**SHORT EXERCISE:**
Count the lines below that contain the word "Summary", and reply with that number alone.

**INPUT DATA:**
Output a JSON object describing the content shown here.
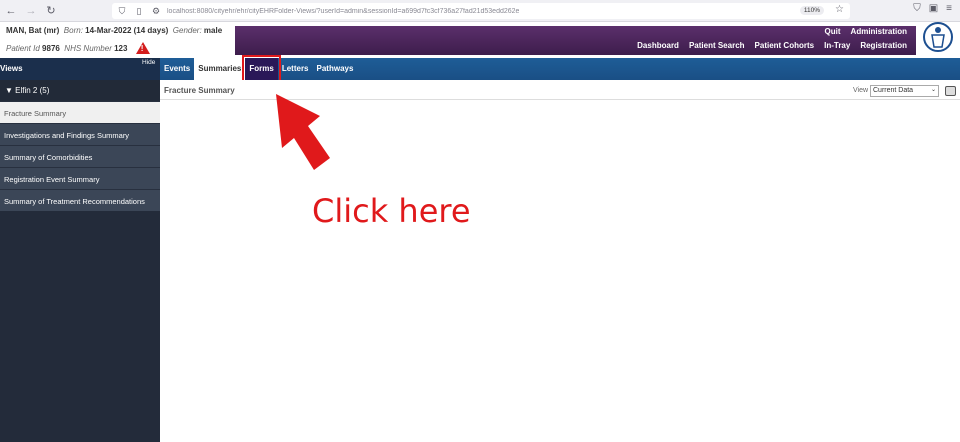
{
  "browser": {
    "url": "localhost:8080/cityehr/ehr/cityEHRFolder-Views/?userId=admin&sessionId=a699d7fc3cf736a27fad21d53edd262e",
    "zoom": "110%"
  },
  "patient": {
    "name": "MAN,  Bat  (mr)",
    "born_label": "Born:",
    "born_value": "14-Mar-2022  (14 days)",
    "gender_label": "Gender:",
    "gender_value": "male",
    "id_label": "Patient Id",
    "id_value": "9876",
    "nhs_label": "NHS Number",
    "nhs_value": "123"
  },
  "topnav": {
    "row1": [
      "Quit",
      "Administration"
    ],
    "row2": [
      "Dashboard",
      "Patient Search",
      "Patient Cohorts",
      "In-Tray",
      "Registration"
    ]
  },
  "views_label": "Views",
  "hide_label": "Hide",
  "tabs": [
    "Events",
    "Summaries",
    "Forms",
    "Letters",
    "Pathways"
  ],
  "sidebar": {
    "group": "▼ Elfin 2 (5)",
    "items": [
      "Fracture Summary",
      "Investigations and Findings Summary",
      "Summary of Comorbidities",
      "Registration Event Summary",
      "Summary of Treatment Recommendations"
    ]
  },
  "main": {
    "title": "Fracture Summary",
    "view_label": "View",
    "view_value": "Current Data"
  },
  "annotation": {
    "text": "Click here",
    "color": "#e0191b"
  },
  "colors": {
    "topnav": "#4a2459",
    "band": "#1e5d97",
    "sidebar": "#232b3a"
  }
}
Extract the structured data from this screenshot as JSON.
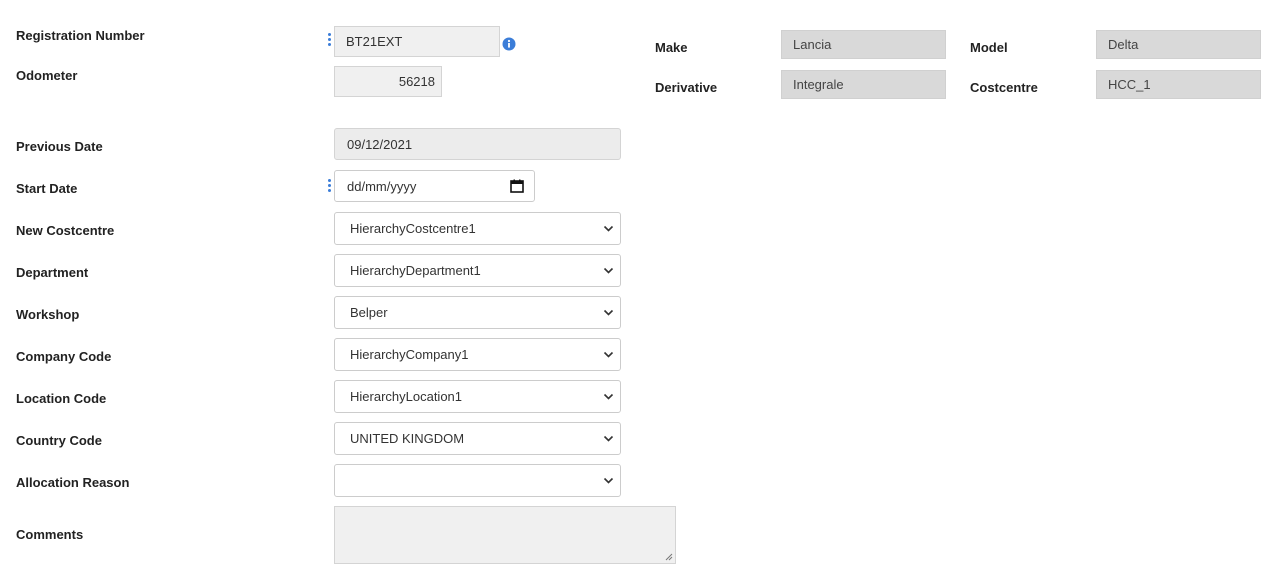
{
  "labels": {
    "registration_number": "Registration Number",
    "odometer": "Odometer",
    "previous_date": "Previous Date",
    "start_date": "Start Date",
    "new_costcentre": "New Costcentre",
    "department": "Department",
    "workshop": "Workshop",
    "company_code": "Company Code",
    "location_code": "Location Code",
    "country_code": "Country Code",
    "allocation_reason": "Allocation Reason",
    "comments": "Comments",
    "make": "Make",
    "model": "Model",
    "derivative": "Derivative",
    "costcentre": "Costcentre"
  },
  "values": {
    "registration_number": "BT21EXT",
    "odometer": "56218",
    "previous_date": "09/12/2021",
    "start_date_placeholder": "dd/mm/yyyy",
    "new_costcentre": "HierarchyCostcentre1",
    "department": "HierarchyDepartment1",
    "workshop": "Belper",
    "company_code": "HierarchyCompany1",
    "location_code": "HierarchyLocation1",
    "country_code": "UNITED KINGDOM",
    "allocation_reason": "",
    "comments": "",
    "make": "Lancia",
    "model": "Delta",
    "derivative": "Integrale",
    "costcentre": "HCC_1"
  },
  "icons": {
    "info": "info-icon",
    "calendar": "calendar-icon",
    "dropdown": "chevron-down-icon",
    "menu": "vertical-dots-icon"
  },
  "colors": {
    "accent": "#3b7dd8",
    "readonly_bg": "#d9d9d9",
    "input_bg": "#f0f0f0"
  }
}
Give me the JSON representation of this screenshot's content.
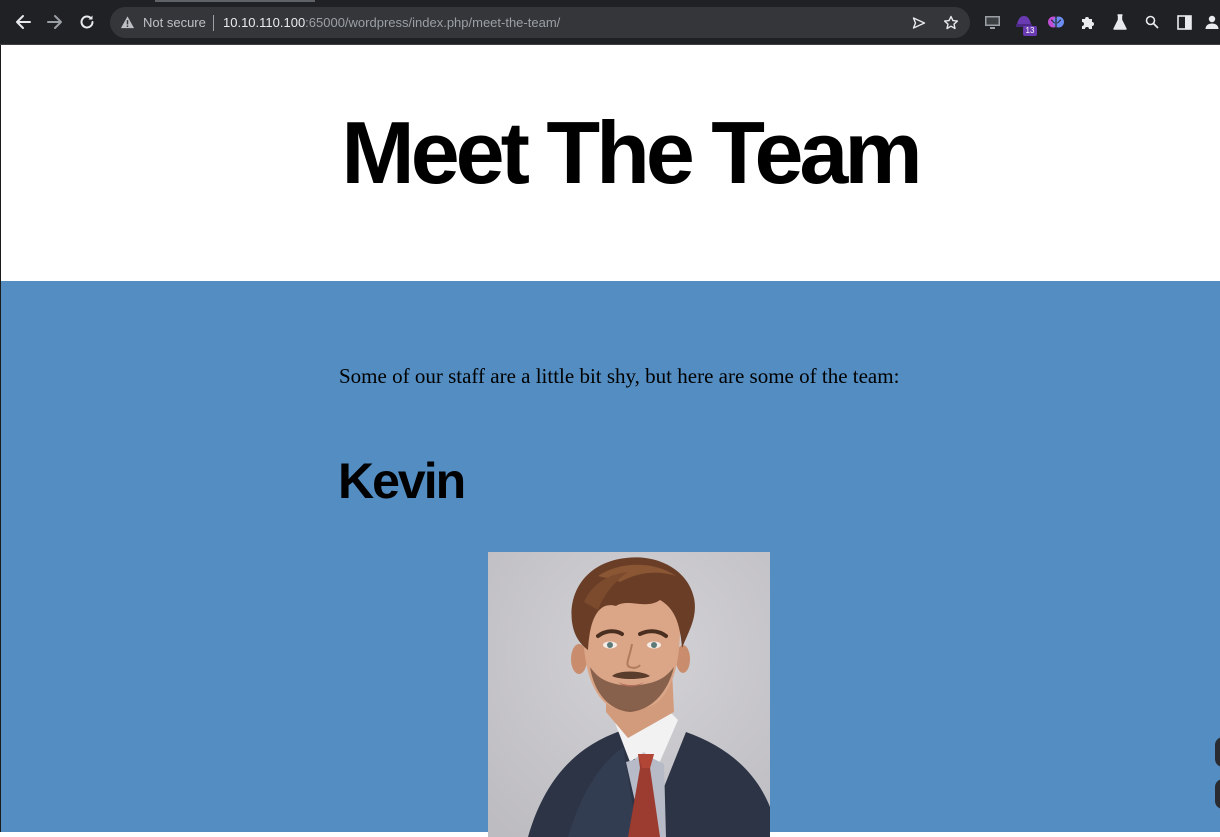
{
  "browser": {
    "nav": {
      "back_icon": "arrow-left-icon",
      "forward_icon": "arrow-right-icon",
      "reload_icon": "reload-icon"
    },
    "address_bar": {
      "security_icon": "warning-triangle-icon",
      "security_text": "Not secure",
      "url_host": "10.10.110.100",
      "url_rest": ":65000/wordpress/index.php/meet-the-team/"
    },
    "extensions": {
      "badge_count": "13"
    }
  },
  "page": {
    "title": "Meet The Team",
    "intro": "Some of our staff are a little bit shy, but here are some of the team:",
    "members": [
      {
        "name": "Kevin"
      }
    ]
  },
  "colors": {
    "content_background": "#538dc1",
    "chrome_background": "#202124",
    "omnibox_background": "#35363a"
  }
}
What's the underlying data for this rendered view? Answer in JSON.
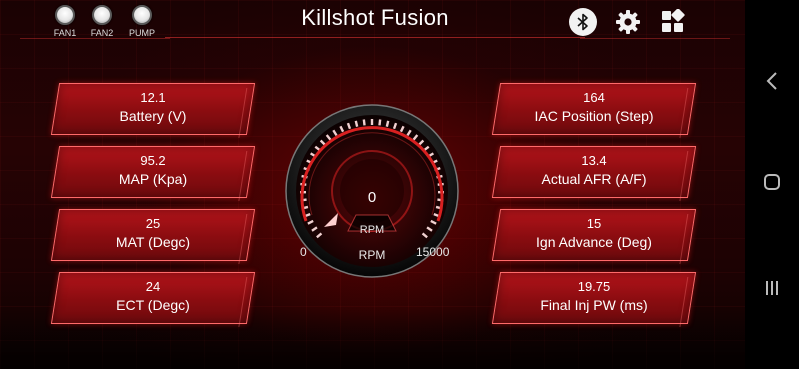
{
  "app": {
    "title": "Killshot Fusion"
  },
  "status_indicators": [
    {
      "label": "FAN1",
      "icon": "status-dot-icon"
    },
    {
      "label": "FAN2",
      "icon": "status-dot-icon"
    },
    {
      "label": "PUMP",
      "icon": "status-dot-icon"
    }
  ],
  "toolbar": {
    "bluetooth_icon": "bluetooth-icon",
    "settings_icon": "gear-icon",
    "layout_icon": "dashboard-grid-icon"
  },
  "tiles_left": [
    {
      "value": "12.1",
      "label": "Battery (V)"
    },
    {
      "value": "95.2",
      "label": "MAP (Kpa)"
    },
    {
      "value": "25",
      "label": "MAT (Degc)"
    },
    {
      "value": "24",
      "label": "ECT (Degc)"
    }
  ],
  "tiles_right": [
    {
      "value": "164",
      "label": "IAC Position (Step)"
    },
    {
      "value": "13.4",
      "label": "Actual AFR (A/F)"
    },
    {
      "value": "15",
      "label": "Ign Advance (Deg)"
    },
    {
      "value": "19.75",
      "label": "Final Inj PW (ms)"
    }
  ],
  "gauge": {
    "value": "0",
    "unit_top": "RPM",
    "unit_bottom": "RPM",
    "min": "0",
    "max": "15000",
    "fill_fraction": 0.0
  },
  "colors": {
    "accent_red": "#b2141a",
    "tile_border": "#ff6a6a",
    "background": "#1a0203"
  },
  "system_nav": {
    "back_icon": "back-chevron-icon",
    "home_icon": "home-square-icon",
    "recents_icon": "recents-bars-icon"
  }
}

**ANSWER TO THE TASK:**
6